- [Task objective]: Give every entry again, unchanged, and leave its images out.

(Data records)
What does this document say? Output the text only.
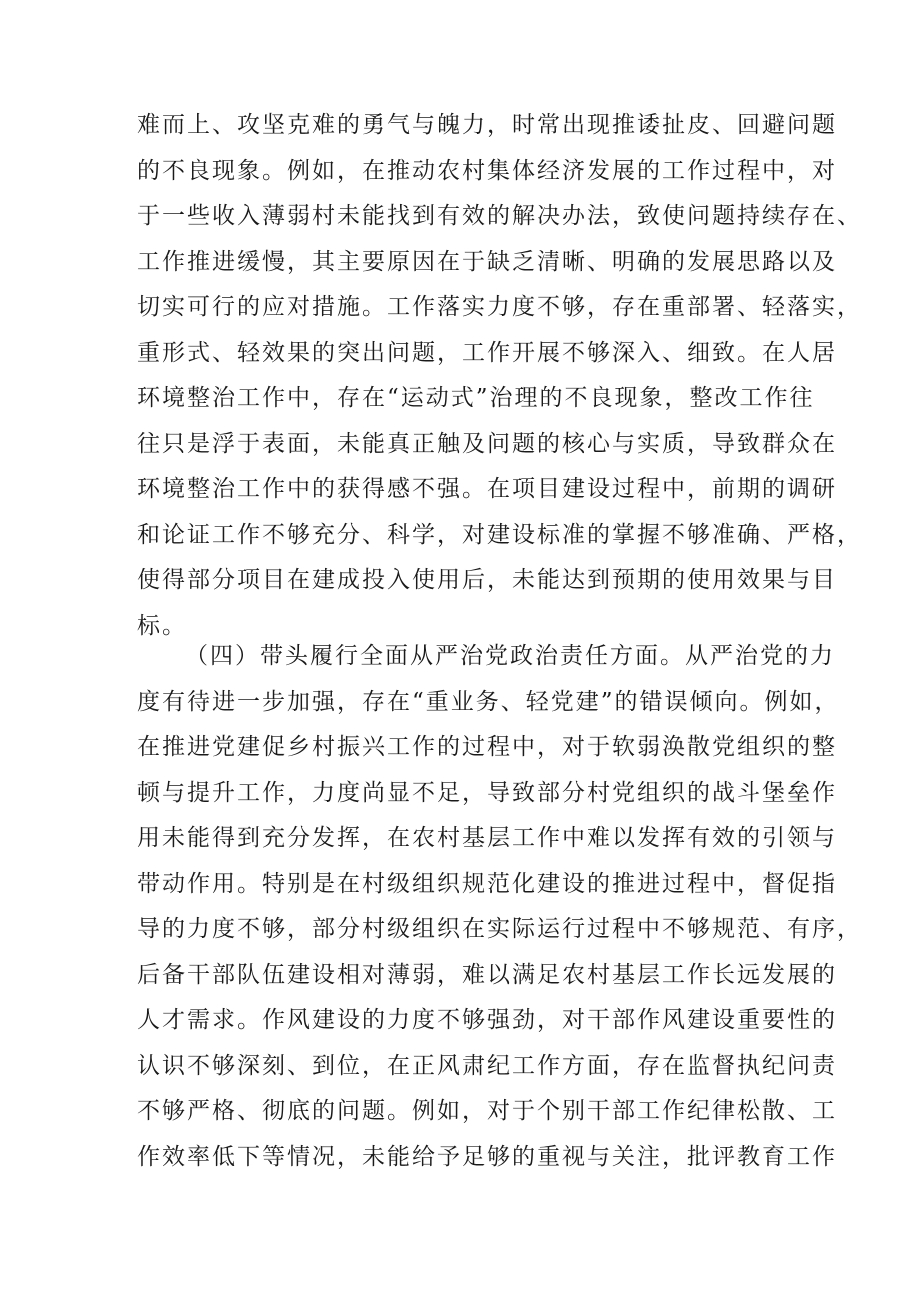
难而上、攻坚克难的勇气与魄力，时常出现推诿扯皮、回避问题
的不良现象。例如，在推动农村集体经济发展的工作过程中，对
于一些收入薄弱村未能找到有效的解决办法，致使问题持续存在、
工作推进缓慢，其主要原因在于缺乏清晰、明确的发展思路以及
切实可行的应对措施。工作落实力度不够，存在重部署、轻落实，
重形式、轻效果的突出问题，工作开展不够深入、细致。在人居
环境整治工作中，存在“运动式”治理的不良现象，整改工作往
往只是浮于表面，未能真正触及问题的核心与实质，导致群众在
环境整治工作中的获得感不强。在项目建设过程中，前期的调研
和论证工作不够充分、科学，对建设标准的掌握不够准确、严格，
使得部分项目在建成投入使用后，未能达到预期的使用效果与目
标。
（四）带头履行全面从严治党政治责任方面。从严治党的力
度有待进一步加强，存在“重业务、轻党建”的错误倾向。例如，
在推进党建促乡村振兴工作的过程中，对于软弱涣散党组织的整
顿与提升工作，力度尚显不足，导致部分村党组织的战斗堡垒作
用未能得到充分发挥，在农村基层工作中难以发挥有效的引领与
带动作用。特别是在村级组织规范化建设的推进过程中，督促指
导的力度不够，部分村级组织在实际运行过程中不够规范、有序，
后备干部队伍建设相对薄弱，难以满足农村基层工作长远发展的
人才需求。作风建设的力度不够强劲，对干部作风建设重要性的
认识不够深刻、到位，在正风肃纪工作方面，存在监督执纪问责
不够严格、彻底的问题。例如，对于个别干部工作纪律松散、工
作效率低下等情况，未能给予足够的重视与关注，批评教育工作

- [Task result]:
What does this document say? Output the text only.
难而上、攻坚克难的勇气与魄力，时常出现推诿扯皮、回避问题
的不良现象。例如，在推动农村集体经济发展的工作过程中，对
于一些收入薄弱村未能找到有效的解决办法，致使问题持续存在、
工作推进缓慢，其主要原因在于缺乏清晰、明确的发展思路以及
切实可行的应对措施。工作落实力度不够，存在重部署、轻落实，
重形式、轻效果的突出问题，工作开展不够深入、细致。在人居
环境整治工作中，存在“运动式”治理的不良现象，整改工作往
往只是浮于表面，未能真正触及问题的核心与实质，导致群众在
环境整治工作中的获得感不强。在项目建设过程中，前期的调研
和论证工作不够充分、科学，对建设标准的掌握不够准确、严格，
使得部分项目在建成投入使用后，未能达到预期的使用效果与目
标。
（四）带头履行全面从严治党政治责任方面。从严治党的力
度有待进一步加强，存在“重业务、轻党建”的错误倾向。例如，
在推进党建促乡村振兴工作的过程中，对于软弱涣散党组织的整
顿与提升工作，力度尚显不足，导致部分村党组织的战斗堡垒作
用未能得到充分发挥，在农村基层工作中难以发挥有效的引领与
带动作用。特别是在村级组织规范化建设的推进过程中，督促指
导的力度不够，部分村级组织在实际运行过程中不够规范、有序，
后备干部队伍建设相对薄弱，难以满足农村基层工作长远发展的
人才需求。作风建设的力度不够强劲，对干部作风建设重要性的
认识不够深刻、到位，在正风肃纪工作方面，存在监督执纪问责
不够严格、彻底的问题。例如，对于个别干部工作纪律松散、工
作效率低下等情况，未能给予足够的重视与关注，批评教育工作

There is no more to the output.